▶ GOAL: Give back the full material, exactly as it reads.

---------- GIVEN RECORDS

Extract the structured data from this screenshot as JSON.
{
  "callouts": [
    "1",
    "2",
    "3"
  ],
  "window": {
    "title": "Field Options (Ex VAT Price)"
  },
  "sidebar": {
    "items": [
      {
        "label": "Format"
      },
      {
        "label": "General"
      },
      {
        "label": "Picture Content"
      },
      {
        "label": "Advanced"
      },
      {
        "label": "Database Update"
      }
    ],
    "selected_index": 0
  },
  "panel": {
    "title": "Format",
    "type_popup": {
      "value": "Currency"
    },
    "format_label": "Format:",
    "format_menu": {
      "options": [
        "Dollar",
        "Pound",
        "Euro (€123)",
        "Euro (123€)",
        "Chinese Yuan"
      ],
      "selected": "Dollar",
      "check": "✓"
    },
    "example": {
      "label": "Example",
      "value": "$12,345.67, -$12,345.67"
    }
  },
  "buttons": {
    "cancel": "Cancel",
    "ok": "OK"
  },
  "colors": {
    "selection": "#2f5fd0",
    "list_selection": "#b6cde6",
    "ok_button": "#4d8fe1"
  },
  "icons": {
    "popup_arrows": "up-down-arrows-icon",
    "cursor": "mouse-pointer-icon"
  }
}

--------------------

▶ SOLUTION TO THE PROBLEM:
Extract the structured data from this screenshot as JSON.
{
  "callouts": [
    "1",
    "2",
    "3"
  ],
  "window": {
    "title": "Field Options (Ex VAT Price)"
  },
  "sidebar": {
    "items": [
      {
        "label": "Format"
      },
      {
        "label": "General"
      },
      {
        "label": "Picture Content"
      },
      {
        "label": "Advanced"
      },
      {
        "label": "Database Update"
      }
    ],
    "selected_index": 0
  },
  "panel": {
    "title": "Format",
    "type_popup": {
      "value": "Currency"
    },
    "format_label": "Format:",
    "format_menu": {
      "options": [
        "Dollar",
        "Pound",
        "Euro (€123)",
        "Euro (123€)",
        "Chinese Yuan"
      ],
      "selected": "Dollar",
      "check": "✓"
    },
    "example": {
      "label": "Example",
      "value": "$12,345.67, -$12,345.67"
    }
  },
  "buttons": {
    "cancel": "Cancel",
    "ok": "OK"
  },
  "colors": {
    "selection": "#2f5fd0",
    "list_selection": "#b6cde6",
    "ok_button": "#4d8fe1"
  },
  "icons": {
    "popup_arrows": "up-down-arrows-icon",
    "cursor": "mouse-pointer-icon"
  }
}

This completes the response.